- WHAT YOU ARE ASKED TO DO
Identify the lines holding "this" and copy them.

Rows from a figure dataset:

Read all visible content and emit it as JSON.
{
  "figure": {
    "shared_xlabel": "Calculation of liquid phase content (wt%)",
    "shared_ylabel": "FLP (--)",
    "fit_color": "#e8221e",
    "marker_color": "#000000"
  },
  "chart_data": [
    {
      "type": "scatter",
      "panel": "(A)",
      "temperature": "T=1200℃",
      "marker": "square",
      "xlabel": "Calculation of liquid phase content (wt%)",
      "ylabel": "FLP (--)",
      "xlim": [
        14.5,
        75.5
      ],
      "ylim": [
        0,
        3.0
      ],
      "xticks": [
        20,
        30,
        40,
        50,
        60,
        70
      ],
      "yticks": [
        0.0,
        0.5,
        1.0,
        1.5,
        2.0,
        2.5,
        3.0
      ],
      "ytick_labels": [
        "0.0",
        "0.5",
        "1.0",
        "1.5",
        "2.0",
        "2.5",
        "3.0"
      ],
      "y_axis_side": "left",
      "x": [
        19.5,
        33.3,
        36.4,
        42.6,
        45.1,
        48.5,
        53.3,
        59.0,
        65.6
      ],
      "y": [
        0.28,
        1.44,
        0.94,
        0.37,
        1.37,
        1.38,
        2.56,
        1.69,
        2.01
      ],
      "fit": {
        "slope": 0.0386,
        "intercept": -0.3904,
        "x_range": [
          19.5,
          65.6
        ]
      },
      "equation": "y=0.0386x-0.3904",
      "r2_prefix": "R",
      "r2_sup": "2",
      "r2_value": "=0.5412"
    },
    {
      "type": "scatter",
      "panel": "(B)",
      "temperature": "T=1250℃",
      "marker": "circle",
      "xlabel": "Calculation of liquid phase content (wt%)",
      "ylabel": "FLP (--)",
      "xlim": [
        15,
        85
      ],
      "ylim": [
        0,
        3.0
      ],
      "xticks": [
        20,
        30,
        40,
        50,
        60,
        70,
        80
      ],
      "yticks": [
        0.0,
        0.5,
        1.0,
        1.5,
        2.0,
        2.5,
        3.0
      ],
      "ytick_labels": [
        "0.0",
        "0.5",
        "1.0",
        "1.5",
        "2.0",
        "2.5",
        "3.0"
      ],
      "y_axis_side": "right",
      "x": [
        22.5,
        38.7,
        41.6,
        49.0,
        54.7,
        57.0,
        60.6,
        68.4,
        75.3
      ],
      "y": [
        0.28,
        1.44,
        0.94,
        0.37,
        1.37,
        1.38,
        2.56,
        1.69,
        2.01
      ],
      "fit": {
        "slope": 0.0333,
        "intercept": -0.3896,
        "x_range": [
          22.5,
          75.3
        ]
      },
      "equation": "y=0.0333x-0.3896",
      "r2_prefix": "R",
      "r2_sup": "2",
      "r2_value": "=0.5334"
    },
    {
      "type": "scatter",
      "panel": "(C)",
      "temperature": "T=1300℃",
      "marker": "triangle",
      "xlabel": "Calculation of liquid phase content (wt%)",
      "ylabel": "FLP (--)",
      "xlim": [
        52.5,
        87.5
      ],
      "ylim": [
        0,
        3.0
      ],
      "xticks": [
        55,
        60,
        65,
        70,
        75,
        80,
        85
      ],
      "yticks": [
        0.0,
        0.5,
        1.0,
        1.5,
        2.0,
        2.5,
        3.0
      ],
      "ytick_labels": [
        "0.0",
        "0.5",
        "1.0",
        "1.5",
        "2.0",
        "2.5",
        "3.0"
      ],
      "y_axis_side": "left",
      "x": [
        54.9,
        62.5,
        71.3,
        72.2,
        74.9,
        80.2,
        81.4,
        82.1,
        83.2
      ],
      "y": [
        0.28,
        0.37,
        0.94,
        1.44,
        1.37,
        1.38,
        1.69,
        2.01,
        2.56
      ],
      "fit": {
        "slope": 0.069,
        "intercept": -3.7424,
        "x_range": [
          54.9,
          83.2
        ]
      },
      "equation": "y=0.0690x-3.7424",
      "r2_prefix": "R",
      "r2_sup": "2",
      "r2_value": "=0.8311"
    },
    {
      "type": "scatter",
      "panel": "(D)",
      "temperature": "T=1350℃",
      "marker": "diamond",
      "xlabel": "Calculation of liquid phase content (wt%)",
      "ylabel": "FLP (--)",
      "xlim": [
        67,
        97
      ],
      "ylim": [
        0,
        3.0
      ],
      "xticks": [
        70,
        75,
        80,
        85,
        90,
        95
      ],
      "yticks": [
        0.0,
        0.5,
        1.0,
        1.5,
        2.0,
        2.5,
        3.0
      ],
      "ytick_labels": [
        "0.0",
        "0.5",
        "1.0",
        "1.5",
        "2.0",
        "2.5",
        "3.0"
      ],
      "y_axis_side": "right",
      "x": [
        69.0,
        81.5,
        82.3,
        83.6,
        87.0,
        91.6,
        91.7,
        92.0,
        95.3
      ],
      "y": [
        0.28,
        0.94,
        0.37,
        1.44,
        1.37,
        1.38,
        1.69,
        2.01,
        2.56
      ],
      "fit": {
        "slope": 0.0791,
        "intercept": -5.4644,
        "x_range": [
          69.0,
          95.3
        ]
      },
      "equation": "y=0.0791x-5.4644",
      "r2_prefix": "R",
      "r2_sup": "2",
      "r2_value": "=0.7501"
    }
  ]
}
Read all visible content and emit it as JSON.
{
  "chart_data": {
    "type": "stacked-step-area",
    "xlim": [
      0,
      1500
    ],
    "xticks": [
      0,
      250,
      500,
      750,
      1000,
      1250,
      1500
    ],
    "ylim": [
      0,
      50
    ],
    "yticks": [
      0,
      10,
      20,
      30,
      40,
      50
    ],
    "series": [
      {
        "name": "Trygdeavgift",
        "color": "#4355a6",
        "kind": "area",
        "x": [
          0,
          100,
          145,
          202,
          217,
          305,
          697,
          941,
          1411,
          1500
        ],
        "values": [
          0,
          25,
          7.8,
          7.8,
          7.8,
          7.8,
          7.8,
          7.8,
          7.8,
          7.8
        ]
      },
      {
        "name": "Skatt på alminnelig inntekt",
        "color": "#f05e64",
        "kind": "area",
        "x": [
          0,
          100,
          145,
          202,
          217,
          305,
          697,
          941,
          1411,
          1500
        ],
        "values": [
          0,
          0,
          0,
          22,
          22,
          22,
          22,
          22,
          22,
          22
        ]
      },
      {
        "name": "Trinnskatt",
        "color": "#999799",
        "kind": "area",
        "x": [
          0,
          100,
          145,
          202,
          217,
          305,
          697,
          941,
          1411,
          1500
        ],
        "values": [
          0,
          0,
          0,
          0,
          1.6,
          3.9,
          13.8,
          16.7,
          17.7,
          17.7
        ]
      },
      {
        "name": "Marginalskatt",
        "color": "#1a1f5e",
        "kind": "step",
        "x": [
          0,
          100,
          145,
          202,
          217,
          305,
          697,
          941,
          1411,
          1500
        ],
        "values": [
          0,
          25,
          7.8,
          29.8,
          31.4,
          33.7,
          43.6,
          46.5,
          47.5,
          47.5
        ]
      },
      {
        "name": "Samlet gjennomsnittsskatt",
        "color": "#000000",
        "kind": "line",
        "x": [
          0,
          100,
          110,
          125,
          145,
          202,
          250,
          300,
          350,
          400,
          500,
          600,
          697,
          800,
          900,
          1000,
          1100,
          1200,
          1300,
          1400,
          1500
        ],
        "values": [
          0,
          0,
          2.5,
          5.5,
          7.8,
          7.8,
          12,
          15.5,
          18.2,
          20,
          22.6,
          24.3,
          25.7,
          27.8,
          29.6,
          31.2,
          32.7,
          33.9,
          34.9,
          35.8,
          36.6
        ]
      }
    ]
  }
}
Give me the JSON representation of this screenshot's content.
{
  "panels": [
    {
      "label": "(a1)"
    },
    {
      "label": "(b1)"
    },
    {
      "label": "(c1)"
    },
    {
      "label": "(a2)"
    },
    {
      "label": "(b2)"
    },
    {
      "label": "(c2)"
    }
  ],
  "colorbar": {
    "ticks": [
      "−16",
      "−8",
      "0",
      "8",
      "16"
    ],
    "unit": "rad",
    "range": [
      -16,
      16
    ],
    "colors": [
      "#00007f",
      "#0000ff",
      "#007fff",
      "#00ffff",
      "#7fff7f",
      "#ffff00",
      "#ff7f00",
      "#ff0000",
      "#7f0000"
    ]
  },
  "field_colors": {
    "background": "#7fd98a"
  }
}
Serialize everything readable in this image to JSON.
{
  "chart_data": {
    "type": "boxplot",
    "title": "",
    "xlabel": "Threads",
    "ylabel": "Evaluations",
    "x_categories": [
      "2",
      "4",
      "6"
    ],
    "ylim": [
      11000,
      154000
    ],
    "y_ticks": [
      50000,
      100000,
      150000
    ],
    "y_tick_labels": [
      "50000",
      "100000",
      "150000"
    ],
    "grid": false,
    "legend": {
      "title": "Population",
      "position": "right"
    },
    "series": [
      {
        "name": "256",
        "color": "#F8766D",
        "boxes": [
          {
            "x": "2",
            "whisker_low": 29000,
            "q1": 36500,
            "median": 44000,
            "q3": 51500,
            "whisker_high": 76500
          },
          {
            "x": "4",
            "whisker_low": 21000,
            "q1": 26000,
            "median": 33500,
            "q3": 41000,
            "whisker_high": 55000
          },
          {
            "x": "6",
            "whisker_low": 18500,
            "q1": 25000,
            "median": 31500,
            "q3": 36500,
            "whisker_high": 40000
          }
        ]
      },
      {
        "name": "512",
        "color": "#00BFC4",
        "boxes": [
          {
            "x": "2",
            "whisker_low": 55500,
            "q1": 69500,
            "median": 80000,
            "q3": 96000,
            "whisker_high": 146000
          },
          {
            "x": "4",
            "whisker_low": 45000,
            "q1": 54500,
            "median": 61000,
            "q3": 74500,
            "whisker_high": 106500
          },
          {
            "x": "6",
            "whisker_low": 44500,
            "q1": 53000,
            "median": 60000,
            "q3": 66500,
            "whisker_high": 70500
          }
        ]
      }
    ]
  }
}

- OUTPUT BELOW
Give me the JSON representation of this screenshot's content.
Serialize everything readable in this image to JSON.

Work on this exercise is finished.